- **What is required**: Each entry that appears below should be restated word for word.

- **Source data**:
BEGIN
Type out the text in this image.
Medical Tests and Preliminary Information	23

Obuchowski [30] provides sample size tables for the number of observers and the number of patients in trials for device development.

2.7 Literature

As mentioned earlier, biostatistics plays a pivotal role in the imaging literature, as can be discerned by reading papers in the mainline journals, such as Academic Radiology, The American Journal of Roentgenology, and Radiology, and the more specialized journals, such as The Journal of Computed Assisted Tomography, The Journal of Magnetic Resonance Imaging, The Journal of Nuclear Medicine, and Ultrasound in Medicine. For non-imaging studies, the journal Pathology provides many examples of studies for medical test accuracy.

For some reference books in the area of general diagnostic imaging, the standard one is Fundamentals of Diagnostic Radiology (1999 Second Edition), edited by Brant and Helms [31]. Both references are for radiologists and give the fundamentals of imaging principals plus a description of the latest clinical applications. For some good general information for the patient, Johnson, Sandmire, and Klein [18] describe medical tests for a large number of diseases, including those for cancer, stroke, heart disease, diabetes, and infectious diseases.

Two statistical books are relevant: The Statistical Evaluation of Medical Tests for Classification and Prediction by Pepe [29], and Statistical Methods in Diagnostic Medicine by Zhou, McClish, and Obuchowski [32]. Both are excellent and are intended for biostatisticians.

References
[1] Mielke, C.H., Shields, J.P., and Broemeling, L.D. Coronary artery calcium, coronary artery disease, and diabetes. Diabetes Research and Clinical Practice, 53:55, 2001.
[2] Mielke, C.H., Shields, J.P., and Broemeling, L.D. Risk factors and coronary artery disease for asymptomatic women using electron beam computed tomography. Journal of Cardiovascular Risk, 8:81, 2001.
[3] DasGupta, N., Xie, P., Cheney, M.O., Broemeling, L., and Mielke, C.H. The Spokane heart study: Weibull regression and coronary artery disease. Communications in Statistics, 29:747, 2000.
END
- **Answer box**:
Type out the text in this image.
Medical Tests and Preliminary Information	23

Obuchowski [30] provides sample size tables for the number of observers and the number of patients in trials for device development.

2.7 Literature

As mentioned earlier, biostatistics plays a pivotal role in the imaging literature, as can be discerned by reading papers in the mainline journals, such as Academic Radiology, The American Journal of Roentgenology, and Radiology, and the more specialized journals, such as The Journal of Computed Assisted Tomography, The Journal of Magnetic Resonance Imaging, The Journal of Nuclear Medicine, and Ultrasound in Medicine. For non-imaging studies, the journal Pathology provides many examples of studies for medical test accuracy.

For some reference books in the area of general diagnostic imaging, the standard one is Fundamentals of Diagnostic Radiology (1999 Second Edition), edited by Brant and Helms [31]. Both references are for radiologists and give the fundamentals of imaging principals plus a description of the latest clinical applications. For some good general information for the patient, Johnson, Sandmire, and Klein [18] describe medical tests for a large number of diseases, including those for cancer, stroke, heart disease, diabetes, and infectious diseases.

Two statistical books are relevant: The Statistical Evaluation of Medical Tests for Classification and Prediction by Pepe [29], and Statistical Methods in Diagnostic Medicine by Zhou, McClish, and Obuchowski [32]. Both are excellent and are intended for biostatisticians.

References
[1] Mielke, C.H., Shields, J.P., and Broemeling, L.D. Coronary artery calcium, coronary artery disease, and diabetes. Diabetes Research and Clinical Practice, 53:55, 2001.
[2] Mielke, C.H., Shields, J.P., and Broemeling, L.D. Risk factors and coronary artery disease for asymptomatic women using electron beam computed tomography. Journal of Cardiovascular Risk, 8:81, 2001.
[3] DasGupta, N., Xie, P., Cheney, M.O., Broemeling, L., and Mielke, C.H. The Spokane heart study: Weibull regression and coronary artery disease. Communications in Statistics, 29:747, 2000.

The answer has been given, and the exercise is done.